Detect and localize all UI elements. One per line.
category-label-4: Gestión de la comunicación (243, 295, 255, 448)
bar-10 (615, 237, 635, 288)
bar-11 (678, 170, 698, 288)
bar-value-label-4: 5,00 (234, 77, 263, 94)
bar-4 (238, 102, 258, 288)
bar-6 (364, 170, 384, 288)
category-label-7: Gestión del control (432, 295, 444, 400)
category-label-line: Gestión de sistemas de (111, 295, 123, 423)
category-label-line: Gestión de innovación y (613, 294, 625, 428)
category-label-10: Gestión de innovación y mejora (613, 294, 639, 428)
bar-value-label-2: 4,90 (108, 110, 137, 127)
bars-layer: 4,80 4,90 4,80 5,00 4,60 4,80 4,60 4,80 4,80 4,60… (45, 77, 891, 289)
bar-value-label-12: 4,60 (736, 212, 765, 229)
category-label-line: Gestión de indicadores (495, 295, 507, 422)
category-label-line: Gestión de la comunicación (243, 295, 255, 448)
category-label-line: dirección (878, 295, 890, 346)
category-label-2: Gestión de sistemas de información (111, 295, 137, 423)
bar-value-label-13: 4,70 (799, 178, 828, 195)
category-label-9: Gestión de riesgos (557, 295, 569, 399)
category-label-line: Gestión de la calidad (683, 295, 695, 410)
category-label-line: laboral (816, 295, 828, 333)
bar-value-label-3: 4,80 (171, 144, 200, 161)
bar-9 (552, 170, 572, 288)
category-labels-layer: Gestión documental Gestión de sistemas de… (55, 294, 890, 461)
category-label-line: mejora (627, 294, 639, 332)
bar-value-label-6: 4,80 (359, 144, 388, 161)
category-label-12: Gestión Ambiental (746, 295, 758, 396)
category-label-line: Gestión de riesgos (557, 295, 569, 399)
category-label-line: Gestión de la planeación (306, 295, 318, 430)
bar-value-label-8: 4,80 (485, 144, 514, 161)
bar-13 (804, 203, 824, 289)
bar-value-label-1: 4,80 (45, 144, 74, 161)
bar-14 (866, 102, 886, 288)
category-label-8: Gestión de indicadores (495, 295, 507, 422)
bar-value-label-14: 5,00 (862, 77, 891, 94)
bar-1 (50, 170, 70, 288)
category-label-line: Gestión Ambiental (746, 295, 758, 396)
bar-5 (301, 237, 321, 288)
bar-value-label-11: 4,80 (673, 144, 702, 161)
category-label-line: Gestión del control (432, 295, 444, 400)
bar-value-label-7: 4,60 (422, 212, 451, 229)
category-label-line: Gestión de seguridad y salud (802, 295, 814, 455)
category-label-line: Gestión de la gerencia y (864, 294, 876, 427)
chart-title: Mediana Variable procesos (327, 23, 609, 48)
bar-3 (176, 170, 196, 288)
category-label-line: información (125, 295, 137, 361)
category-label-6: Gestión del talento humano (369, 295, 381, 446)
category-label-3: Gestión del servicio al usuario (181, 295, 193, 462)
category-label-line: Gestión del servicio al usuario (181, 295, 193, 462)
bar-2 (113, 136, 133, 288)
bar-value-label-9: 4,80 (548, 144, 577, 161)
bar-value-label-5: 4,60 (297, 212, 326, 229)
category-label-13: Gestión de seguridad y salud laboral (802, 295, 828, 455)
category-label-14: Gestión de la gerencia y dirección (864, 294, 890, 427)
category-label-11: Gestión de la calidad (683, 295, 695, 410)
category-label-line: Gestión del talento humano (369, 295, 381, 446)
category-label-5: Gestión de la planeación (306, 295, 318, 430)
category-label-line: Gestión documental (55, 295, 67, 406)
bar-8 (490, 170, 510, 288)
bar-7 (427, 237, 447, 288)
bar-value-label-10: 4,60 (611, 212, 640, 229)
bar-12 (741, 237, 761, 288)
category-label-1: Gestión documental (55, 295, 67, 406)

WHAT IS REQUIRED |
Rewrite all of the records with "Mediana" changed to "Media", leaving everything else unchanged.

THE SOLUTION |
Detect and localize all UI elements. One per line.
category-label-4: Gestión de la comunicación (243, 295, 255, 448)
bar-10 (615, 237, 635, 288)
bar-11 (678, 170, 698, 288)
bar-value-label-4: 5,00 (234, 77, 263, 94)
bar-4 (238, 102, 258, 288)
bar-6 (364, 170, 384, 288)
category-label-7: Gestión del control (432, 295, 444, 400)
category-label-line: Gestión de sistemas de (111, 295, 123, 423)
category-label-line: Gestión de innovación y (613, 294, 625, 428)
category-label-10: Gestión de innovación y mejora (613, 294, 639, 428)
bar-value-label-2: 4,90 (108, 110, 137, 127)
bars-layer: 4,80 4,90 4,80 5,00 4,60 4,80 4,60 4,80 4,80 4,60… (45, 77, 891, 289)
bar-value-label-12: 4,60 (736, 212, 765, 229)
category-label-line: Gestión de indicadores (495, 295, 507, 422)
category-label-line: Gestión de la comunicación (243, 295, 255, 448)
category-label-line: dirección (878, 295, 890, 346)
category-label-2: Gestión de sistemas de información (111, 295, 137, 423)
bar-value-label-13: 4,70 (799, 178, 828, 195)
category-label-9: Gestión de riesgos (557, 295, 569, 399)
category-label-line: Gestión de la calidad (683, 295, 695, 410)
category-label-line: laboral (816, 295, 828, 333)
bar-value-label-3: 4,80 (171, 144, 200, 161)
bar-9 (552, 170, 572, 288)
category-labels-layer: Gestión documental Gestión de sistemas de… (55, 294, 890, 461)
category-label-line: mejora (627, 294, 639, 332)
bar-value-label-6: 4,80 (359, 144, 388, 161)
category-label-12: Gestión Ambiental (746, 295, 758, 396)
category-label-line: Gestión de riesgos (557, 295, 569, 399)
category-label-line: Gestión de la planeación (306, 295, 318, 430)
bar-value-label-8: 4,80 (485, 144, 514, 161)
bar-13 (804, 203, 824, 289)
bar-value-label-1: 4,80 (45, 144, 74, 161)
bar-14 (866, 102, 886, 288)
category-label-8: Gestión de indicadores (495, 295, 507, 422)
bar-value-label-14: 5,00 (862, 77, 891, 94)
bar-1 (50, 170, 70, 288)
category-label-line: Gestión Ambiental (746, 295, 758, 396)
bar-5 (301, 237, 321, 288)
bar-value-label-11: 4,80 (673, 144, 702, 161)
category-label-line: Gestión del control (432, 295, 444, 400)
bar-value-label-7: 4,60 (422, 212, 451, 229)
category-label-line: Gestión de seguridad y salud (802, 295, 814, 455)
category-label-line: Gestión de la gerencia y (864, 294, 876, 427)
chart-title: Media Variable procesos (327, 23, 609, 48)
bar-3 (176, 170, 196, 288)
category-label-line: información (125, 295, 137, 361)
category-label-6: Gestión del talento humano (369, 295, 381, 446)
category-label-3: Gestión del servicio al usuario (181, 295, 193, 462)
category-label-line: Gestión del servicio al usuario (181, 295, 193, 462)
bar-2 (113, 136, 133, 288)
bar-value-label-9: 4,80 (548, 144, 577, 161)
bar-value-label-5: 4,60 (297, 212, 326, 229)
category-label-13: Gestión de seguridad y salud laboral (802, 295, 828, 455)
category-label-14: Gestión de la gerencia y dirección (864, 294, 890, 427)
category-label-11: Gestión de la calidad (683, 295, 695, 410)
category-label-line: Gestión del talento humano (369, 295, 381, 446)
category-label-5: Gestión de la planeación (306, 295, 318, 430)
category-label-line: Gestión documental (55, 295, 67, 406)
bar-8 (490, 170, 510, 288)
bar-7 (427, 237, 447, 288)
bar-value-label-10: 4,60 (611, 212, 640, 229)
bar-12 (741, 237, 761, 288)
category-label-1: Gestión documental (55, 295, 67, 406)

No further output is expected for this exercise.